[Exercise requirements]
Say how many lines contain the string "about". Give no other output.

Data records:
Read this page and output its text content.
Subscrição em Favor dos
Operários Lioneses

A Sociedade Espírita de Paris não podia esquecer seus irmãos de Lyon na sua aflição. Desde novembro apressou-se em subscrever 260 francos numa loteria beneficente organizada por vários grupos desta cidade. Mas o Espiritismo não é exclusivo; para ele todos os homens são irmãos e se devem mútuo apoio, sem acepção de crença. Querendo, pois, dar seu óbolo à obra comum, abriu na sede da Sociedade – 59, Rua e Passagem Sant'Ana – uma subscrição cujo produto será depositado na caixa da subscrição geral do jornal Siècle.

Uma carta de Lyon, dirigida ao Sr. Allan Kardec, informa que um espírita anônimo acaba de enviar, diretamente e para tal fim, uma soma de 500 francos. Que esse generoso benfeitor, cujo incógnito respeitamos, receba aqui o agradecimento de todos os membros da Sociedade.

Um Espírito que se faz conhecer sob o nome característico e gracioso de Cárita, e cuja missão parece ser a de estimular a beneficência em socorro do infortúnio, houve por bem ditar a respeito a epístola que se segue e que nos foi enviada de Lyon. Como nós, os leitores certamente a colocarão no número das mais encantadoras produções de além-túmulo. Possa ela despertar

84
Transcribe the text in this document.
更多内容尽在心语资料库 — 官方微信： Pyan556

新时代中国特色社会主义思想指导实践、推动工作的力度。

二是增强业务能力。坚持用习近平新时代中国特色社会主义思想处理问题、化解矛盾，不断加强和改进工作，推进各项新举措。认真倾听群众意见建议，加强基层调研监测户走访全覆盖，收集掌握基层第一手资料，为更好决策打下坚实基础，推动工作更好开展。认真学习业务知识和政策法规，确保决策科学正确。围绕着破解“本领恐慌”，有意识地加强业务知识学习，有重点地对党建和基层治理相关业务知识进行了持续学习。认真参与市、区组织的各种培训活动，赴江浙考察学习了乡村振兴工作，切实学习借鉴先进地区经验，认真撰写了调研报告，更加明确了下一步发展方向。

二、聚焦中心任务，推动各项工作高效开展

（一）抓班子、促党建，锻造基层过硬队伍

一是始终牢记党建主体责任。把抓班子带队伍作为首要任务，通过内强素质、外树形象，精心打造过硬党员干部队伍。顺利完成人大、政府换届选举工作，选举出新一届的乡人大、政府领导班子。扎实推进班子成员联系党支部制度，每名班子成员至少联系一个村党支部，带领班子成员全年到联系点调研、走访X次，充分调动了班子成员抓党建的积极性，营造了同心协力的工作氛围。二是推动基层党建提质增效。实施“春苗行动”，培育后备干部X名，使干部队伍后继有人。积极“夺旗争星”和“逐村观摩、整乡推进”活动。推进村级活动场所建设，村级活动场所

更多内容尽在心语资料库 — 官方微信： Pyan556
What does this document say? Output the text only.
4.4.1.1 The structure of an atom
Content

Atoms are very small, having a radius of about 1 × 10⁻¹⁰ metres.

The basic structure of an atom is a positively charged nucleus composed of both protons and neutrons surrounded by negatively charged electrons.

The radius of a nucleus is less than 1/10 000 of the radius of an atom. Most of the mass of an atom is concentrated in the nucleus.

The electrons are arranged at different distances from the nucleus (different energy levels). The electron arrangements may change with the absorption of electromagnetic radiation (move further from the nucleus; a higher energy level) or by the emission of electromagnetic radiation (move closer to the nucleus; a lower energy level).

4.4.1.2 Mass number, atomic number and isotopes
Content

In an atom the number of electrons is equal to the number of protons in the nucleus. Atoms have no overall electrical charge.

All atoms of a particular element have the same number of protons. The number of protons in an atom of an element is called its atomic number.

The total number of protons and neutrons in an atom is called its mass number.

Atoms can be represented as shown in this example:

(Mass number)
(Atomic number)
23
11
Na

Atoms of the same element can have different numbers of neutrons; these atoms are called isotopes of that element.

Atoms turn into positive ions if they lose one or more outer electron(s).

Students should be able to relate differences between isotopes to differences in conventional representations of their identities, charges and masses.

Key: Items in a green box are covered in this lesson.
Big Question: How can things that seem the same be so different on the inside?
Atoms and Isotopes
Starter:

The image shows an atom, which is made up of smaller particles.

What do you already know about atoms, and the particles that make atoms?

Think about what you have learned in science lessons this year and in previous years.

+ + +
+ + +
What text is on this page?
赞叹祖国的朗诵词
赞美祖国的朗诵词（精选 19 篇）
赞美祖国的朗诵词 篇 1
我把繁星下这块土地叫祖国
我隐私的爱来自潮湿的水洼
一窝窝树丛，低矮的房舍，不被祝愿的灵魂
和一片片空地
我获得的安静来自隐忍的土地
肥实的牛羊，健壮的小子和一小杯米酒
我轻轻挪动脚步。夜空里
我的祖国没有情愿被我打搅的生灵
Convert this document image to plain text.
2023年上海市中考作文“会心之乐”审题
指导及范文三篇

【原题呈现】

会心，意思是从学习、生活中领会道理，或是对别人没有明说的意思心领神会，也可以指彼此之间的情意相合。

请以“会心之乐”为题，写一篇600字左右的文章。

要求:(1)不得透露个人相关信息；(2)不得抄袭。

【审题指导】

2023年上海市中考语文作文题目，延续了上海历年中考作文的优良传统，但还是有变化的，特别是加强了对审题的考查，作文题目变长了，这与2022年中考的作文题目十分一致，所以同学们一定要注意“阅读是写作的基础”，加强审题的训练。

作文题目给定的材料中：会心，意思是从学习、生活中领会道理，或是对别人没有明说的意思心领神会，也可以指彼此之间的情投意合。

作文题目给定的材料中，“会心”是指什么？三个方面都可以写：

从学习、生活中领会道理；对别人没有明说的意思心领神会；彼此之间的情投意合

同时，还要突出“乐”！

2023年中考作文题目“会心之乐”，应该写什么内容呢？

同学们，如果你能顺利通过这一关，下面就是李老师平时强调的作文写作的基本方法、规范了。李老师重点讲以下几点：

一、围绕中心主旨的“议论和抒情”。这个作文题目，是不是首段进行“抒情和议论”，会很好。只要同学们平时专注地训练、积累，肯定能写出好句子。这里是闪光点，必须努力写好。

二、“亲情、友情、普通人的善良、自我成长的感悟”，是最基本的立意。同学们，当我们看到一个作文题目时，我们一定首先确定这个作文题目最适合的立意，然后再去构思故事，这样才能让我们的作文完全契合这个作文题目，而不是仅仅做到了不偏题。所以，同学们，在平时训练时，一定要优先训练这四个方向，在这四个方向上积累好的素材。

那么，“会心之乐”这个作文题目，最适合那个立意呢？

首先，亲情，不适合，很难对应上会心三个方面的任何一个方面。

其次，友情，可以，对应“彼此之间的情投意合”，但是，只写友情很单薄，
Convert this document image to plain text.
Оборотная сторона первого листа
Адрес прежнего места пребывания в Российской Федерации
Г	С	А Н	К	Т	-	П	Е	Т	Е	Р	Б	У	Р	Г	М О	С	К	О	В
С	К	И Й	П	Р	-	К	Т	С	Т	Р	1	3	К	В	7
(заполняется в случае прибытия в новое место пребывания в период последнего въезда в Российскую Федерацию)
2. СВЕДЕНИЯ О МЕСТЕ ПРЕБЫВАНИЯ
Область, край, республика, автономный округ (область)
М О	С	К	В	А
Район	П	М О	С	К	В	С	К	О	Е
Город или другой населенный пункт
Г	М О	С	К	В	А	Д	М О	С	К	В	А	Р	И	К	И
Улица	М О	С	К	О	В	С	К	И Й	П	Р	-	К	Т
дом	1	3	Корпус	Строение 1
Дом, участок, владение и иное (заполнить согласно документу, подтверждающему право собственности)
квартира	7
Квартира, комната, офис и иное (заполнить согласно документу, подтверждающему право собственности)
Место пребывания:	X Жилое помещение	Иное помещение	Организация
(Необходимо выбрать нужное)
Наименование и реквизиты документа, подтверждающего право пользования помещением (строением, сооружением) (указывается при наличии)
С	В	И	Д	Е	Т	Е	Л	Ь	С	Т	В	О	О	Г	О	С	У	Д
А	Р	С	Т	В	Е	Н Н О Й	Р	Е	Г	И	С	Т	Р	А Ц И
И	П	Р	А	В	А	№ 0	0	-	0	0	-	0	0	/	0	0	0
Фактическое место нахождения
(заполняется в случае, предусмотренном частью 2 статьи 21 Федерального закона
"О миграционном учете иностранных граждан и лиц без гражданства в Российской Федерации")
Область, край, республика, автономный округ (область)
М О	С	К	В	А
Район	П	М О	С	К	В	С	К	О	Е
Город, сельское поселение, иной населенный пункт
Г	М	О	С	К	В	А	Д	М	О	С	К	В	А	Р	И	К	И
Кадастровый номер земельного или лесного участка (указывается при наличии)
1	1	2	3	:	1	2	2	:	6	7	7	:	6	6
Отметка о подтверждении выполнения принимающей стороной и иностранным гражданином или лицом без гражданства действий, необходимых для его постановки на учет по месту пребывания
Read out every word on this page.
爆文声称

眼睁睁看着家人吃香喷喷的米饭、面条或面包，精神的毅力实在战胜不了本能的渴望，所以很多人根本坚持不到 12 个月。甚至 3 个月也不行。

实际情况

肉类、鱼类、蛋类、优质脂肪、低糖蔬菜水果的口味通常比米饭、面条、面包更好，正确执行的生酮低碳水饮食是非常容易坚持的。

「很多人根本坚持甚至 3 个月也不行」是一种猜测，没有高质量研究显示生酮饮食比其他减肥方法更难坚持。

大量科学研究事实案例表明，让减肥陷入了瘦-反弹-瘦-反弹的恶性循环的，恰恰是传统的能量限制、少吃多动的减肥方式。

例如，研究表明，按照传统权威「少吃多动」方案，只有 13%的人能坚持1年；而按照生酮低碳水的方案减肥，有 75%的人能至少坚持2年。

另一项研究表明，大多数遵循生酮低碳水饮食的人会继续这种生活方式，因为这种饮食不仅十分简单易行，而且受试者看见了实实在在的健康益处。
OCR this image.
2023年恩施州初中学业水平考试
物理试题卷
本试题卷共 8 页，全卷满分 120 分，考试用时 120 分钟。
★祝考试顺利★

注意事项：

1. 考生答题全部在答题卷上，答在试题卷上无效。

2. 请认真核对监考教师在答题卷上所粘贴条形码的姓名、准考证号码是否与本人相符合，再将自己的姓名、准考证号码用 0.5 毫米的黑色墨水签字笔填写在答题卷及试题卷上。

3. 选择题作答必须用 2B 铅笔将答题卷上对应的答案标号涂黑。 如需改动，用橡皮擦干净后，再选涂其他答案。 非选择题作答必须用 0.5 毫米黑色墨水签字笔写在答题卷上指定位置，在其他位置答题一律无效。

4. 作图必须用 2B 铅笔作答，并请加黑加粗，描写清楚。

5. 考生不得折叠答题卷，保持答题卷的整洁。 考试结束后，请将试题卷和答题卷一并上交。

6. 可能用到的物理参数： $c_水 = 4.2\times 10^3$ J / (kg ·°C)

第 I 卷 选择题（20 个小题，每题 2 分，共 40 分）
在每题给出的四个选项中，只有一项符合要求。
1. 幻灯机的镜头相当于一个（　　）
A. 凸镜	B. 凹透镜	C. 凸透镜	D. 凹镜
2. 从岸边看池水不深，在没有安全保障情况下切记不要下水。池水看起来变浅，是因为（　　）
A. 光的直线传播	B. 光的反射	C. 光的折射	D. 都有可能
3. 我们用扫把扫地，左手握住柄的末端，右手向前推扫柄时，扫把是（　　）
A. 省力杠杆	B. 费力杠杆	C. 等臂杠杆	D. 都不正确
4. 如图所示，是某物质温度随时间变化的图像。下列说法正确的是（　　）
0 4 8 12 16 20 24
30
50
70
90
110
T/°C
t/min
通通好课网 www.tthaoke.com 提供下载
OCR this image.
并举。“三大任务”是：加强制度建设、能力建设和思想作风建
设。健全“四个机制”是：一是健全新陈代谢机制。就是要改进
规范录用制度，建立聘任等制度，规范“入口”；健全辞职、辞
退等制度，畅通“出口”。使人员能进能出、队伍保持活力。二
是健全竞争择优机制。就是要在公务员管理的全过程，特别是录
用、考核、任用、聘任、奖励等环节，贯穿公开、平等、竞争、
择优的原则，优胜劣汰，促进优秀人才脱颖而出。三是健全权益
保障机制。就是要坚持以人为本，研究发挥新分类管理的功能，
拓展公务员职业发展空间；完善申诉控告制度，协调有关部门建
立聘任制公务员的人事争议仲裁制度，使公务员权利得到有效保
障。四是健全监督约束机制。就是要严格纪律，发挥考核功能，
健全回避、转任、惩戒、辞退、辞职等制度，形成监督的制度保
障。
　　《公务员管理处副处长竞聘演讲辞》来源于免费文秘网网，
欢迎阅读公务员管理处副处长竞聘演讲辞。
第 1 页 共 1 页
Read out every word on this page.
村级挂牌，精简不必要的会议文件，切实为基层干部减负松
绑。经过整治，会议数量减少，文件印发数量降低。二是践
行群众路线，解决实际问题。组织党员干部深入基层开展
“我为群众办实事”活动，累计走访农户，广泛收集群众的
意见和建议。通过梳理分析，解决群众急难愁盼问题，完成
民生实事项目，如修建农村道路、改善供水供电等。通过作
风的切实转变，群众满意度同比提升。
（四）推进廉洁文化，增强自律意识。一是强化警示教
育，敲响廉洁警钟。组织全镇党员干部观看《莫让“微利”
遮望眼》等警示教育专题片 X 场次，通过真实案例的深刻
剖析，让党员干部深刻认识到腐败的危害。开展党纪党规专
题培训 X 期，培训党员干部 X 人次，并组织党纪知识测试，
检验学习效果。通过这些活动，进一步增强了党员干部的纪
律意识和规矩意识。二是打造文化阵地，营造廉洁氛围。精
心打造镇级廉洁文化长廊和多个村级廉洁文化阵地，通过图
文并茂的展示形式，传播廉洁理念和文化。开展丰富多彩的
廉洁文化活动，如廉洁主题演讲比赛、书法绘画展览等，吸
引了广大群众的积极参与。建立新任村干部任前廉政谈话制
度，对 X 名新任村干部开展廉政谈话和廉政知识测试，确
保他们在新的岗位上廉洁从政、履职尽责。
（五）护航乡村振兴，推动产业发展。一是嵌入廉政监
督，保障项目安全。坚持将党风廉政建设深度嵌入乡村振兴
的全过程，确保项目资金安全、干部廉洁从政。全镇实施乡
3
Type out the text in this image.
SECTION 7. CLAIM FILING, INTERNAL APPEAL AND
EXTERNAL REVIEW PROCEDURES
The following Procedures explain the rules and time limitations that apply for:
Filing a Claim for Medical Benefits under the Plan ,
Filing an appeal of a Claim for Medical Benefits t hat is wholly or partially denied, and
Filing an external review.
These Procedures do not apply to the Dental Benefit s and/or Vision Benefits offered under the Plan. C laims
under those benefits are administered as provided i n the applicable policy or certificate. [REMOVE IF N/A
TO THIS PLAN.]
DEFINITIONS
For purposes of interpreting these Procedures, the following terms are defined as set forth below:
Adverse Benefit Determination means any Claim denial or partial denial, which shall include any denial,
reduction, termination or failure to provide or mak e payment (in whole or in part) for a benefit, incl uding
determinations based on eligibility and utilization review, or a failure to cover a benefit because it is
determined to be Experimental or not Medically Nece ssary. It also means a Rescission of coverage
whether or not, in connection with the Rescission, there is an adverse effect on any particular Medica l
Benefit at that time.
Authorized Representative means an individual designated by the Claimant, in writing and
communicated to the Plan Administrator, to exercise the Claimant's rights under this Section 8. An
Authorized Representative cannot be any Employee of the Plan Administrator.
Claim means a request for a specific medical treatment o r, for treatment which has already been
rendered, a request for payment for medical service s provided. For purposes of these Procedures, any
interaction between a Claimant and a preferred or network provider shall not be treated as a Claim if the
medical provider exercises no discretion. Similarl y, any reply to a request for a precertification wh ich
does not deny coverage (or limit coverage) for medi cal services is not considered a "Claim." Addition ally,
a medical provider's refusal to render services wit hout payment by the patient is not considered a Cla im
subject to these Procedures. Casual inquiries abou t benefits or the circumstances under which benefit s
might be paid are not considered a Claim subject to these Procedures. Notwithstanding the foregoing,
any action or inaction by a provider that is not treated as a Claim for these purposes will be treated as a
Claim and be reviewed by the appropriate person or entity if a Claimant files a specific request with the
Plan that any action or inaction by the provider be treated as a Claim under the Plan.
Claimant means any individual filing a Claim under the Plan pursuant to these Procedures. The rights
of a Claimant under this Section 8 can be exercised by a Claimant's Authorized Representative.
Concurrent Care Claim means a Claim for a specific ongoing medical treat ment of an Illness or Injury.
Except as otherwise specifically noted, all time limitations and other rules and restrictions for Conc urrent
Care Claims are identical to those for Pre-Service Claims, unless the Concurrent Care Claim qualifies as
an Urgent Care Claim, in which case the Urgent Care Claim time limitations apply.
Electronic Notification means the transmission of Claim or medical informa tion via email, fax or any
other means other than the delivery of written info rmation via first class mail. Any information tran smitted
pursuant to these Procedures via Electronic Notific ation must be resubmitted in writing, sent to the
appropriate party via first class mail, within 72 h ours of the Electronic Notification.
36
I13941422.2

[Correct output]
3